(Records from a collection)
# # # # # # #

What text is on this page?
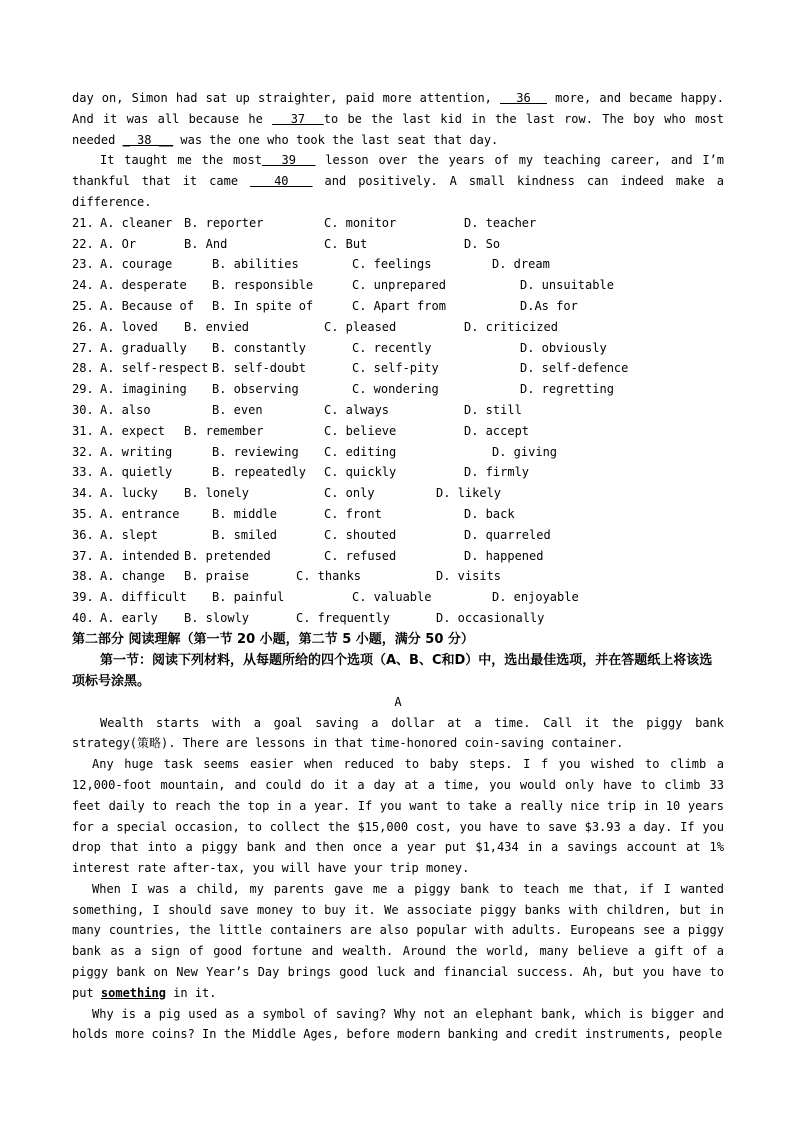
day on, Simon had sat up straighter, paid more attention,   36   more, and became happy. And it was all because he   37  to be the last kid in the last row. The boy who most needed _ 38 __ was the one who took the last seat that day.

It taught me the most  39   lesson over the years of my teaching career, and I’m thankful that it came   40   and positively. A small kindness can indeed make a difference.

21. A. cleaner B. reporter	C. monitor	D. teacher
22. A. Or	B. And	C. But	D. So
23. A. courage	B. abilities	C. feelings	D. dream
24. A. desperate B. responsible	C. unprepared	D. unsuitable
25. A. Because of B. In spite of	C. Apart from	D.As for
26. A. loved B. envied	C. pleased	D. criticized
27. A. gradually B. constantly	C. recently	D. obviously
28. A. self-respect B. self-doubt	C. self-pity	D. self-defence
29. A. imagining B. observing	C. wondering	D. regretting
30. A. also	B. even	C. always	D. still
31. A. expect B. remember	C. believe	D. accept
32. A. writing	B. reviewing C. editing	D. giving
33. A. quietly	B. repeatedly C. quickly	D. firmly
34. A. lucky B. lonely	C. only	D. likely
35. A. entrance	B. middle	C. front	D. back
36. A. slept	B. smiled	C. shouted	D. quarreled
37. A. intended B. pretended	C. refused	D. happened
38. A. change B. praise	C. thanks	D. visits
39. A. difficult B. painful	C. valuable	D. enjoyable
40. A. early B. slowly	C. frequently	D. occasionally

第二部分 阅读理解（第一节 20 小题，第二节 5 小题，满分 50 分）

第一节：阅读下列材料，从每题所给的四个选项（A、B、C和D）中，选出最佳选项，并在答题纸上将该选项标号涂黑。

A

Wealth starts with a goal saving a dollar at a time. Call it the piggy bank strategy(策略). There are lessons in that time-honored coin-saving container.

Any huge task seems easier when reduced to baby steps. I f you wished to climb a 12,000-foot mountain, and could do it a day at a time, you would only have to climb 33 feet daily to reach the top in a year. If you want to take a really nice trip in 10 years for a special occasion, to collect the $15,000 cost, you have to save $3.93 a day. If you drop that into a piggy bank and then once a year put $1,434 in a savings account at 1% interest rate after-tax, you will have your trip money.

When I was a child, my parents gave me a piggy bank to teach me that, if I wanted something, I should save money to buy it. We associate piggy banks with children, but in many countries, the little containers are also popular with adults. Europeans see a piggy bank as a sign of good fortune and wealth. Around the world, many believe a gift of a piggy bank on New Year’s Day brings good luck and financial success. Ah, but you have to put something in it.

Why is a pig used as a symbol of saving? Why not an elephant bank, which is bigger and holds more coins? In the Middle Ages, before modern banking and credit instruments, people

# # # # # # #

-- TASK STATEMENT --
Write out the listing above exactly as it stands, pictures excluded.

-- FULL OUTPUT --
What text is on this page?
day on, Simon had sat up straighter, paid more attention,   36   more, and became happy. And it was all because he   37  to be the last kid in the last row. The boy who most needed _ 38 __ was the one who took the last seat that day.

It taught me the most  39   lesson over the years of my teaching career, and I’m thankful that it came   40   and positively. A small kindness can indeed make a difference.

21. A. cleaner B. reporter	C. monitor	D. teacher
22. A. Or	B. And	C. But	D. So
23. A. courage	B. abilities	C. feelings	D. dream
24. A. desperate B. responsible	C. unprepared	D. unsuitable
25. A. Because of B. In spite of	C. Apart from	D.As for
26. A. loved B. envied	C. pleased	D. criticized
27. A. gradually B. constantly	C. recently	D. obviously
28. A. self-respect B. self-doubt	C. self-pity	D. self-defence
29. A. imagining B. observing	C. wondering	D. regretting
30. A. also	B. even	C. always	D. still
31. A. expect B. remember	C. believe	D. accept
32. A. writing	B. reviewing C. editing	D. giving
33. A. quietly	B. repeatedly C. quickly	D. firmly
34. A. lucky B. lonely	C. only	D. likely
35. A. entrance	B. middle	C. front	D. back
36. A. slept	B. smiled	C. shouted	D. quarreled
37. A. intended B. pretended	C. refused	D. happened
38. A. change B. praise	C. thanks	D. visits
39. A. difficult B. painful	C. valuable	D. enjoyable
40. A. early B. slowly	C. frequently	D. occasionally

第二部分 阅读理解（第一节 20 小题，第二节 5 小题，满分 50 分）

第一节：阅读下列材料，从每题所给的四个选项（A、B、C和D）中，选出最佳选项，并在答题纸上将该选项标号涂黑。

A

Wealth starts with a goal saving a dollar at a time. Call it the piggy bank strategy(策略). There are lessons in that time-honored coin-saving container.

Any huge task seems easier when reduced to baby steps. I f you wished to climb a 12,000-foot mountain, and could do it a day at a time, you would only have to climb 33 feet daily to reach the top in a year. If you want to take a really nice trip in 10 years for a special occasion, to collect the $15,000 cost, you have to save $3.93 a day. If you drop that into a piggy bank and then once a year put $1,434 in a savings account at 1% interest rate after-tax, you will have your trip money.

When I was a child, my parents gave me a piggy bank to teach me that, if I wanted something, I should save money to buy it. We associate piggy banks with children, but in many countries, the little containers are also popular with adults. Europeans see a piggy bank as a sign of good fortune and wealth. Around the world, many believe a gift of a piggy bank on New Year’s Day brings good luck and financial success. Ah, but you have to put something in it.

Why is a pig used as a symbol of saving? Why not an elephant bank, which is bigger and holds more coins? In the Middle Ages, before modern banking and credit instruments, people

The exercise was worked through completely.